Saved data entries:
— Start —
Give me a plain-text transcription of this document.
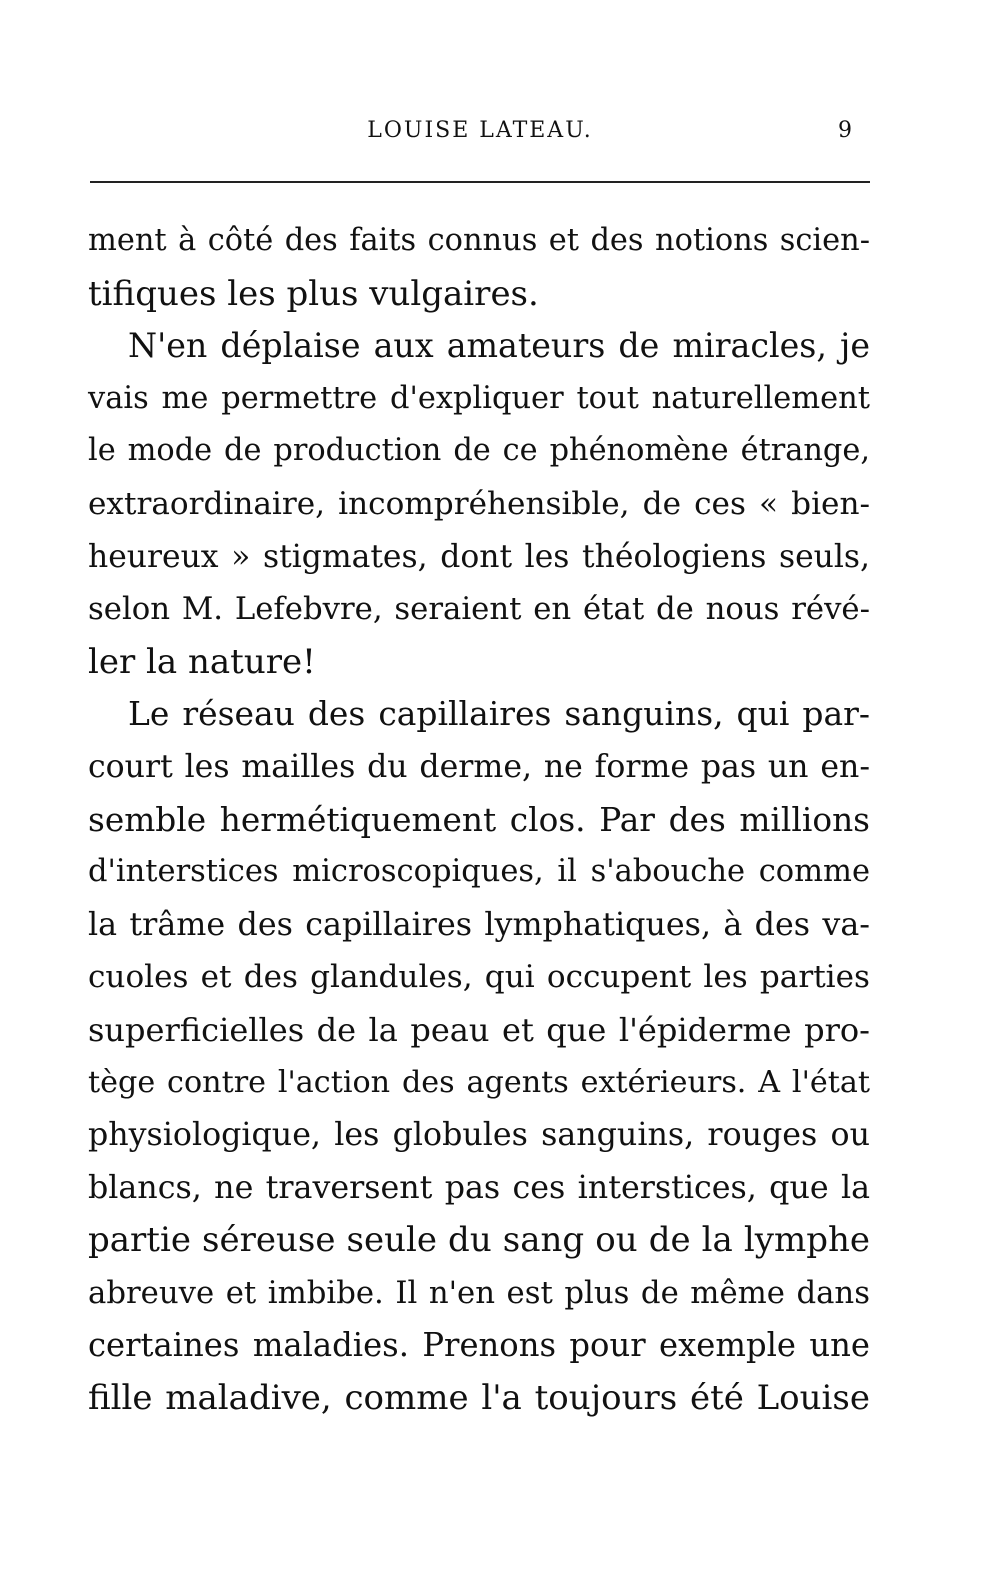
LOUISE LATEAU.	9
ment à côté des faits connus et des notions scien-
tifiques les plus vulgaires.
N'en déplaise aux amateurs de miracles, je
vais me permettre d'expliquer tout naturellement
le mode de production de ce phénomène étrange,
extraordinaire, incompréhensible, de ces « bien-
heureux » stigmates, dont les théologiens seuls,
selon M. Lefebvre, seraient en état de nous révé-
ler la nature!
Le réseau des capillaires sanguins, qui par-
court les mailles du derme, ne forme pas un en-
semble hermétiquement clos. Par des millions
d'interstices microscopiques, il s'abouche comme
la trâme des capillaires lymphatiques, à des va-
cuoles et des glandules, qui occupent les parties
superficielles de la peau et que l'épiderme pro-
tège contre l'action des agents extérieurs. A l'état
physiologique, les globules sanguins, rouges ou
blancs, ne traversent pas ces interstices, que la
partie séreuse seule du sang ou de la lymphe
abreuve et imbibe. Il n'en est plus de même dans
certaines maladies. Prenons pour exemple une
fille maladive, comme l'a toujours été Louise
— End —
• [TASK OBJECTIVE]
Say how many lines in the listing above include "sanguins". Give nothing but the number.

• [TASK ANSWER]
2